Exercise details | Scan the material that follows. Copy every line containing the word "Density".

Entries from a dataset

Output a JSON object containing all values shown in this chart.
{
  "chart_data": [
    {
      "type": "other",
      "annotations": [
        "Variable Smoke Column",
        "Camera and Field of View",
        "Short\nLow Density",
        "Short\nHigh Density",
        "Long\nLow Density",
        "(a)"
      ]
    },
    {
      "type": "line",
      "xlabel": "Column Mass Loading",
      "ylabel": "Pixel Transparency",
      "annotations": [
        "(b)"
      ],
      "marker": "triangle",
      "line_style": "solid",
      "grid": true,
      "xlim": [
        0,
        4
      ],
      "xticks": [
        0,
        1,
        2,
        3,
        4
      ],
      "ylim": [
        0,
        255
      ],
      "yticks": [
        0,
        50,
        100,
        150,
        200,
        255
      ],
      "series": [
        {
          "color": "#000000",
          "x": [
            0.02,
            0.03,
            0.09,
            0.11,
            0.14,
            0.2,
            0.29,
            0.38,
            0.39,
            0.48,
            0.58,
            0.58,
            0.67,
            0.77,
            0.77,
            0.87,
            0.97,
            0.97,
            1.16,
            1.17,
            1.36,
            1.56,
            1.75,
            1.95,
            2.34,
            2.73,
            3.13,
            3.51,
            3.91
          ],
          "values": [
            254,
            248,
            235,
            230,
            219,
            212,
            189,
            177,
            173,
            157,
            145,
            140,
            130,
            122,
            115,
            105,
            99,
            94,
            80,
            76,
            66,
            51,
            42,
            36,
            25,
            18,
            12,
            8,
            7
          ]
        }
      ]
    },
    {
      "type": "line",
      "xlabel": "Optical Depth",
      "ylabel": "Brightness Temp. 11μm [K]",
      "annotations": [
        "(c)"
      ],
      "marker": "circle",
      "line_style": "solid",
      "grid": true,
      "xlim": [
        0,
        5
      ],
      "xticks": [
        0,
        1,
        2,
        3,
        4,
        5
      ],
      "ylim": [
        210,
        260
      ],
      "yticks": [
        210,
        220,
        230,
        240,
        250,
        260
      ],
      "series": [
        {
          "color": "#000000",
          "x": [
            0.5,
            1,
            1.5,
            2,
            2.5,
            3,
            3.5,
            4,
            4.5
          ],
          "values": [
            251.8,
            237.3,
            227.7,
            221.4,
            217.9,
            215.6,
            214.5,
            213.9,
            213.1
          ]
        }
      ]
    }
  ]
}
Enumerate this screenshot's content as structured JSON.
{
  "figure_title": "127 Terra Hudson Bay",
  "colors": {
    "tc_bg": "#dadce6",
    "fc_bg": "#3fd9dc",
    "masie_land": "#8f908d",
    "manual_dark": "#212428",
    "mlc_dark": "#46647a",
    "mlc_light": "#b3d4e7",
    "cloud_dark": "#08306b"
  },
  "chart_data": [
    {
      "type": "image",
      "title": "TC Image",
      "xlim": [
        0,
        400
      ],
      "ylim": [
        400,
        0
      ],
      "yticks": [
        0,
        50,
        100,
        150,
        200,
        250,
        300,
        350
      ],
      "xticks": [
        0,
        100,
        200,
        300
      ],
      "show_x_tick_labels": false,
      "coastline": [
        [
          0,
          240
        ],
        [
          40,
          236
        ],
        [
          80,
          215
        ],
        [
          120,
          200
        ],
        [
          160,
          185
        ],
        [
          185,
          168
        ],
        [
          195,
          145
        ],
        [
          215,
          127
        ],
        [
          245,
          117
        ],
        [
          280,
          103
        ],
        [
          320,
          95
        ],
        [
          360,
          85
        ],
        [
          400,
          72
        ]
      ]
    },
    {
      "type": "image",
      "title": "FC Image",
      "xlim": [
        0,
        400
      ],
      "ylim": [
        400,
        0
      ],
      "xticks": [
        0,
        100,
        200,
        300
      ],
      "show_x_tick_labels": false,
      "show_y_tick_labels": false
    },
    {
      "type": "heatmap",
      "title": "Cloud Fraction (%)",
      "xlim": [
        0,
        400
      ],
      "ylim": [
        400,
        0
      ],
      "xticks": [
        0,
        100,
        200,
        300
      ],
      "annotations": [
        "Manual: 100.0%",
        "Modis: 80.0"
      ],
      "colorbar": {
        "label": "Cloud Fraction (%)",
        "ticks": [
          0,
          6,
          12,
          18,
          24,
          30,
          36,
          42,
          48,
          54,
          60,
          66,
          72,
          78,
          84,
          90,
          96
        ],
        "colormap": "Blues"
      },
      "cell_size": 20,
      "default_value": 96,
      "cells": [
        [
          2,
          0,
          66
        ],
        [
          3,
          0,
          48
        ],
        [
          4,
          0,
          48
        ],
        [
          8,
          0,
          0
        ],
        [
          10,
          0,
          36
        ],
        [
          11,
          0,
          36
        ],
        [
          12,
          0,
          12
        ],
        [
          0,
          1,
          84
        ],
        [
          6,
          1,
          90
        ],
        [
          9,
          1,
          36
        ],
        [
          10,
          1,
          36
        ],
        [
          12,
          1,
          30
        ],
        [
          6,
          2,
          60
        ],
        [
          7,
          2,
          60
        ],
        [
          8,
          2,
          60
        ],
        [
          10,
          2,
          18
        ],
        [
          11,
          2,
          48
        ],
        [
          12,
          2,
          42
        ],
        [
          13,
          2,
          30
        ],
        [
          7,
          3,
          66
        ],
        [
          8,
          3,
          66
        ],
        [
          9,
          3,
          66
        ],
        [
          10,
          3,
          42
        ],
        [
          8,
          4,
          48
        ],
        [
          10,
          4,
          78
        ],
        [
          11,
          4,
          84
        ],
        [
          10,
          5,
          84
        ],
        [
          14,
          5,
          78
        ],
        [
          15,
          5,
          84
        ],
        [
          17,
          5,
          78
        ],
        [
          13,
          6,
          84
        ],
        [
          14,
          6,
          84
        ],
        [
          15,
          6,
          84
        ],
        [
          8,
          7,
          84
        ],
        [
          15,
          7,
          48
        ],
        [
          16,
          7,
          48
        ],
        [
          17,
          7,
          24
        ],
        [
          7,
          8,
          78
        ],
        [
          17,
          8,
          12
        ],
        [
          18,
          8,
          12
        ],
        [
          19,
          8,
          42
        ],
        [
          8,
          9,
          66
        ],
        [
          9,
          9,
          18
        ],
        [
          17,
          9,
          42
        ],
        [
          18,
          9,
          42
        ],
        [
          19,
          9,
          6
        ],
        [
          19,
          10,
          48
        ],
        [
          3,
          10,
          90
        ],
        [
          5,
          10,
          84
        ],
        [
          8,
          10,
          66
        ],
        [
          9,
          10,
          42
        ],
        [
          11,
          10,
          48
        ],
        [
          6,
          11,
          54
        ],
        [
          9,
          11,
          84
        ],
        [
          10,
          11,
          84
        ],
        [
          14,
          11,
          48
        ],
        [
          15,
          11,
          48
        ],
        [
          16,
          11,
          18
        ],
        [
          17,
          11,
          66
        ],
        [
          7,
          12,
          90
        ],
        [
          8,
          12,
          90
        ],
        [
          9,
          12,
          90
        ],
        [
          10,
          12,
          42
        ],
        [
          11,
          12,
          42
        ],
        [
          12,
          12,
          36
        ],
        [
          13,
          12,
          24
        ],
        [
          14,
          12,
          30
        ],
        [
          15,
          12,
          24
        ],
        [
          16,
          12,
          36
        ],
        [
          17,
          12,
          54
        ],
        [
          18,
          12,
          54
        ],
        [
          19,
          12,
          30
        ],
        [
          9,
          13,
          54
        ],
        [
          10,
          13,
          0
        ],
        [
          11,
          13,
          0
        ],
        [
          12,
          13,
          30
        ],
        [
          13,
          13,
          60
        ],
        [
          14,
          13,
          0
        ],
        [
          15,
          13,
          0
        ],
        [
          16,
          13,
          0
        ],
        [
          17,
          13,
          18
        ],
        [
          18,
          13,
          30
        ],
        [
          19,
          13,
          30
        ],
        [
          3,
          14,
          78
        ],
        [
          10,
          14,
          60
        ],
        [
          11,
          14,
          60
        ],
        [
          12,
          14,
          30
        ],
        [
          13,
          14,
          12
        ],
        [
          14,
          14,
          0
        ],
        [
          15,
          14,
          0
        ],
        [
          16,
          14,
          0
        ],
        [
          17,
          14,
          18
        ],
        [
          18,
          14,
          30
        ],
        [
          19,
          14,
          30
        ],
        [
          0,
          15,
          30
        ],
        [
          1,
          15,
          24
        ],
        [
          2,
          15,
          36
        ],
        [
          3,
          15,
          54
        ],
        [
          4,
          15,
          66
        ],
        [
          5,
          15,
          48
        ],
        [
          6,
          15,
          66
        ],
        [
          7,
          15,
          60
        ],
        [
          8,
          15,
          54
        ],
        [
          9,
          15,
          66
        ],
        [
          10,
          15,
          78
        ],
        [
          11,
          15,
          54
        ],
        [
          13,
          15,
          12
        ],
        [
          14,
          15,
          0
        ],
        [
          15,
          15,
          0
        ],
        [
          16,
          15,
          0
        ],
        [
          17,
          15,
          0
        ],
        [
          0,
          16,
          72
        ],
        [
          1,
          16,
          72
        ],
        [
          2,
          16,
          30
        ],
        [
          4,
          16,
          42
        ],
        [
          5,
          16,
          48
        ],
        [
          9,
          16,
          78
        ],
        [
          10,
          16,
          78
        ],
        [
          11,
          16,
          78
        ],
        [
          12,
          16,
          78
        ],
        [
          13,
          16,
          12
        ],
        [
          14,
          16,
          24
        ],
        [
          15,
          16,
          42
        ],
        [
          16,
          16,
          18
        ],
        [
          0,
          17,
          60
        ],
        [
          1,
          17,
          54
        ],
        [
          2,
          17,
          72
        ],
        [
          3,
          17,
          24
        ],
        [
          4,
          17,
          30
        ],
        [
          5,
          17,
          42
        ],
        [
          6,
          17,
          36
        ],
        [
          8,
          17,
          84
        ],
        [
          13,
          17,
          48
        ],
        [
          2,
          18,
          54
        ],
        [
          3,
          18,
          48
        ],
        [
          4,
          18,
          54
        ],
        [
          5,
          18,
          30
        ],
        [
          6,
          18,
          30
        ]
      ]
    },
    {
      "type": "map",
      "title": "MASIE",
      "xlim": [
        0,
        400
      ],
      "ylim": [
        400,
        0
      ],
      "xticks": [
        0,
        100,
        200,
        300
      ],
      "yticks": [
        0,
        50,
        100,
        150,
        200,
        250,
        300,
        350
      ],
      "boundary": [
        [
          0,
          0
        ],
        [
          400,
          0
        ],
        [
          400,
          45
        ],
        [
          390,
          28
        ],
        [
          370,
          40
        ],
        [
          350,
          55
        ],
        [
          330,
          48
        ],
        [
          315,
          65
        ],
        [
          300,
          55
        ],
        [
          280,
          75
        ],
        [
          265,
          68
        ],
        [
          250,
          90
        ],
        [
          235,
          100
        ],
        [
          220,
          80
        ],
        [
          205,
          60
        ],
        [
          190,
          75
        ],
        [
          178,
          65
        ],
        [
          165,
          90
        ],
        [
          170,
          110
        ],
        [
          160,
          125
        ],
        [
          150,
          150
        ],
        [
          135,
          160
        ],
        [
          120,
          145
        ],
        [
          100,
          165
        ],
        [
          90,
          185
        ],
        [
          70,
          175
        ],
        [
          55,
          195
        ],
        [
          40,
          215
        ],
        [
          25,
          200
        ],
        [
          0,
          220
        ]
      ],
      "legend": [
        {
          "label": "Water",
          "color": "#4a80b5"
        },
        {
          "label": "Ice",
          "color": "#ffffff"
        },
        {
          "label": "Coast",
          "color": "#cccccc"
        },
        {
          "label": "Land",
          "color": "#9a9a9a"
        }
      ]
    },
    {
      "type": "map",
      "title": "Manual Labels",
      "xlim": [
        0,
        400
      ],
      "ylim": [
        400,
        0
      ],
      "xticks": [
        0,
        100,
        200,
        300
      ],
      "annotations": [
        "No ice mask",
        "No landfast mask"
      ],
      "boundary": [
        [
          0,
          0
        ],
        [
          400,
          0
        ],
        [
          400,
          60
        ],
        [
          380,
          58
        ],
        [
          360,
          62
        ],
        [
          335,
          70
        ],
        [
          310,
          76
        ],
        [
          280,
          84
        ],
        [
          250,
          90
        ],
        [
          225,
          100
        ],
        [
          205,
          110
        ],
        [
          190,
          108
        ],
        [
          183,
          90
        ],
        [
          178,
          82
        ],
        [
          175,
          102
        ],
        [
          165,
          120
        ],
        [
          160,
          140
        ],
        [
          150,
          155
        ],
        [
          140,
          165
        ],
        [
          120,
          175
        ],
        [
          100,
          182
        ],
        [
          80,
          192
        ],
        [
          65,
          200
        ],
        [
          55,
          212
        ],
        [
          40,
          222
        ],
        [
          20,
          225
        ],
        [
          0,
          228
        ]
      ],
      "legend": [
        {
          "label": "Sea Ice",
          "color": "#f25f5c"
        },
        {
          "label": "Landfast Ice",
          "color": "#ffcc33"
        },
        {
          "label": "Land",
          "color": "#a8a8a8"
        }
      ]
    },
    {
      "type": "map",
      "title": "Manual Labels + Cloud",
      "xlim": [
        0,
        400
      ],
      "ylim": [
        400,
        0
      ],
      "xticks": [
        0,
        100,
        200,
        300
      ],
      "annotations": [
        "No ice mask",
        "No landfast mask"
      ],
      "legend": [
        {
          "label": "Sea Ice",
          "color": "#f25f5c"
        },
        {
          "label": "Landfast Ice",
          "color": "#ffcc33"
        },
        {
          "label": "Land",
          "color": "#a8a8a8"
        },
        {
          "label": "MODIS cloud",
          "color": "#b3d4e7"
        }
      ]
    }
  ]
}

Solved exercise |
        "Short\nLow Density",
        "Short\nHigh Density",
        "Long\nLow Density",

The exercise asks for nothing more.